Dutzende Apps verseucht: Hacker brechen in großem Stil in Apples Apps Store ein

dpa
Das iPhone ist nicht mehr sicher - Hacker gelang es, Dutzende Apps zu infizieren

Apple, das war bisher auch ein Synonym für Sicherheit. Während Windows-Nutzer sich mit zahlreichen Viren und Hacker-Angriffen auf Software herumschlagen mussten, galt Apple bisher als ziemlich sicher. Daher laden sich iPhone-Nutzer bedenkenlos Software aus dem App Store des Unternehmens herunter. Doch nun ist es Hackern gelungen, in diesen stark geschützten Bereich einzubrechen.

Die Nachricht dürfte Apple-Mitarbeiter und -Nutzer gleichermaßen schockiert haben. Dutzende Apps, die über den offiziellen App Store vertrieben wurden, waren mit Malware infiziert, die Daten der Nutzer ausspähte. Das Sicherheitsunternehmen Palo Alto Networks berichtete am Donnerstag zuerst über den Hack. Gestern gab Apple schließlich gegenüber der Nachrichtenagentur Reuters zu, dass man gerade dabei sei, den App Store zu säubern.

Es ist das erste Mal, dass es Hackern gelungen ist, im großen Stil Viren in den hoch geschützten App Store-Bereich zu schleusen.

1. Wie sind die Hacker in den App Store gelangt?

Nach Angaben von Palo Alto Networks nutzen die Hacker die Ungeduld chinesischer iOS-Entwickler aus. Um Apps für Apple-Geräte zu entwickeln, brauchen die eine so genannte Entwicklungsumgebung - eine Software, die von Apple zum Download zur Verfügung gestellt wird. Allerdings scheint es von China aus lange zu dauern, bis diese Software mit dem Namen XCode heruntergeladen ist.

Die Hacker stellten daher eine manipulierte Version auf schnellen Servern in China zur Verfügung. Wenn Entwickler mit diesem manipulierten Programm Apps schrieben, wurde automatisch der Schadcode eingefügt. Mindestens 39 dieser infizierten Apps sollen die Code-Überprüfung von Apple überstanden haben und zum Download bereitgestellt worden sein.

2. Welche Apps sind betroffen?

Bisher scheinen vor allem Apps aus dem chinesischsprachigen Raum betroffen zu sein: So zum Beispiel WeChat, das beliebteste Chat-Programm in Asien. Außerdem die Taxi-App Didi Kuaidi und NetEase Cloud Music, eine Spotify-ähnliche Musik-App.

* _Anweisung_: Kopiere aus dem Artikel über die infizierten Apps im App Store den Text von „Die Hacker stellten“ bis einschließlich „bereitgestellt worden sein.“.

* _Verfügbare Daten_:
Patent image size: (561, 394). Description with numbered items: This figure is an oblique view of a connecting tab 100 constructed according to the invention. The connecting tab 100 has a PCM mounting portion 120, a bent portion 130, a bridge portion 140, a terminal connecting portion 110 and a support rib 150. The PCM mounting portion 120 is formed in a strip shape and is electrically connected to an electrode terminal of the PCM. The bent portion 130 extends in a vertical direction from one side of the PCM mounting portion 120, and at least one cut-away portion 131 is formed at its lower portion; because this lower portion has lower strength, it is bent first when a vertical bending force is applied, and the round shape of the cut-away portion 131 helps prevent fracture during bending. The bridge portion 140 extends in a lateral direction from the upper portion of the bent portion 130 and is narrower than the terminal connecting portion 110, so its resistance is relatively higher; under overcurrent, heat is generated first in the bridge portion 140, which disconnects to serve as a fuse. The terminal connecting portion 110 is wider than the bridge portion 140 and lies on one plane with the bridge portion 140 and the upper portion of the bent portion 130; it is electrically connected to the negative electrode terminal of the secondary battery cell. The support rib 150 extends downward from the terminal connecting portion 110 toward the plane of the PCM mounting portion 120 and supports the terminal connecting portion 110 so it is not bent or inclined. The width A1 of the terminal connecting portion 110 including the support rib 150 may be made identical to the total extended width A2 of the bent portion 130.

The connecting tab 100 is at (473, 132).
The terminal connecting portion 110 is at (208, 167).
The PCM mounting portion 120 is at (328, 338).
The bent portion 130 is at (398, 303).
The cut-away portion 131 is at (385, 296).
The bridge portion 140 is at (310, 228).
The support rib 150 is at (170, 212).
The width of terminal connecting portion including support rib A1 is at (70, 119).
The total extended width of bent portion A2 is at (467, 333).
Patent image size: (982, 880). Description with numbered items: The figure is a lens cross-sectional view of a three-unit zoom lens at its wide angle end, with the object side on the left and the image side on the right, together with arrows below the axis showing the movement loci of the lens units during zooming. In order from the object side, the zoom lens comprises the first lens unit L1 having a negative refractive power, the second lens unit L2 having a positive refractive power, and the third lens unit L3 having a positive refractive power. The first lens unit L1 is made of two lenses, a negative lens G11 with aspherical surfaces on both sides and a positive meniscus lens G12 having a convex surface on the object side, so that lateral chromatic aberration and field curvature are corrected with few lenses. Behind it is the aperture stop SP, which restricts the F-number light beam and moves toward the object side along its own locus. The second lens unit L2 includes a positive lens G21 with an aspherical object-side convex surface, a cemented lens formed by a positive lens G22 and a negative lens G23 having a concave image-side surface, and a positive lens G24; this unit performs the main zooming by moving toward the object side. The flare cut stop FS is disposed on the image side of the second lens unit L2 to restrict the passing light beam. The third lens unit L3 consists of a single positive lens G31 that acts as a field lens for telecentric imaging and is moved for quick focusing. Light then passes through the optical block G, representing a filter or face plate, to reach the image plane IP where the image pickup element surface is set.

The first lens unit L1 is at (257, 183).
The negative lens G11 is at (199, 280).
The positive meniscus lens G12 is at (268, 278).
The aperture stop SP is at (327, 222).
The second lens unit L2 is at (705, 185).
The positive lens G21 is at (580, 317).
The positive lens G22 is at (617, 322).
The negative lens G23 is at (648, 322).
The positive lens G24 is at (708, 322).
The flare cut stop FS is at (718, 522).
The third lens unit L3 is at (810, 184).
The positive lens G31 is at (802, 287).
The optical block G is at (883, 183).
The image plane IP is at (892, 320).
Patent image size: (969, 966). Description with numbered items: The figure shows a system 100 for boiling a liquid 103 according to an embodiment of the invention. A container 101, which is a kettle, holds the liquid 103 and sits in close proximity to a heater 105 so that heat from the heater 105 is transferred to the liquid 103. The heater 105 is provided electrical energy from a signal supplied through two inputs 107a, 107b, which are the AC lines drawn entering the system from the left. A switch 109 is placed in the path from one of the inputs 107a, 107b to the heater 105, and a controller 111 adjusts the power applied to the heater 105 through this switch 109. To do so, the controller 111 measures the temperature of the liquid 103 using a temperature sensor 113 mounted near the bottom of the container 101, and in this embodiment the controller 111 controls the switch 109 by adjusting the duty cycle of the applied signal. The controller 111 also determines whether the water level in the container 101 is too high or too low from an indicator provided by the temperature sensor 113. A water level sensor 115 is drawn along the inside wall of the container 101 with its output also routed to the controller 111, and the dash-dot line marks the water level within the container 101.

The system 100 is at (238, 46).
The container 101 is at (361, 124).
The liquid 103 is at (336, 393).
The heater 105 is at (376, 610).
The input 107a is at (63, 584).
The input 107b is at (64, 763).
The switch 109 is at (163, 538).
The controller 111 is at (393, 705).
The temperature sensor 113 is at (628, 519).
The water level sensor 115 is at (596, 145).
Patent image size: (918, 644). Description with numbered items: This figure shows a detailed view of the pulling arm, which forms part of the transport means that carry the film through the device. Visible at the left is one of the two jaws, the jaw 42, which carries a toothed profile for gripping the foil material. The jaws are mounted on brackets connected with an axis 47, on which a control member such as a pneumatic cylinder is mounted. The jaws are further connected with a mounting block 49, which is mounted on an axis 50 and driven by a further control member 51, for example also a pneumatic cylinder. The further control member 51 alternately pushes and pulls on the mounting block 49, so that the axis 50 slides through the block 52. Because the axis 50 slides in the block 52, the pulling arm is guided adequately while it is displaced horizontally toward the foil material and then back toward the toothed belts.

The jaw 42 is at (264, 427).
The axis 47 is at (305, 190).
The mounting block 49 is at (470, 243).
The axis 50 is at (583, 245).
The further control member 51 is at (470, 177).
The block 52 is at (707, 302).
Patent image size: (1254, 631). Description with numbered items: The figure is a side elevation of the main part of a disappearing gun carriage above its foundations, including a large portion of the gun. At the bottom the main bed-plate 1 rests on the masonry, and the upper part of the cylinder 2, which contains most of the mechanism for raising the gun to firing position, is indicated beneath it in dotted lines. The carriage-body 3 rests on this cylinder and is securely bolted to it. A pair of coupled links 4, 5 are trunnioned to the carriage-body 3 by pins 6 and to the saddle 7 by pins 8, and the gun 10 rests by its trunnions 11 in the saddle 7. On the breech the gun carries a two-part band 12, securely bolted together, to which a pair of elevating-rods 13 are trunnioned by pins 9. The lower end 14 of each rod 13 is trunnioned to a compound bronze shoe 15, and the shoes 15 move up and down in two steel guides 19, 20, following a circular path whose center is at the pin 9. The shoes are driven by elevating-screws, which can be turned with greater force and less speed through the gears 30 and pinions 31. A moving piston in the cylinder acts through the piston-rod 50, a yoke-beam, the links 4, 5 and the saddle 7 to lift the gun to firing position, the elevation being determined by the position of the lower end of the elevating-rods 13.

* _Antwort_:
Die Hacker stellten daher eine manipulierte Version auf schnellen Servern in China zur Verfügung. Wenn Entwickler mit diesem manipulierten Programm Apps schrieben, wurde automatisch der Schadcode eingefügt. Mindestens 39 dieser infizierten Apps sollen die Code-Überprüfung von Apple überstanden haben und zum Download bereitgestellt worden sein.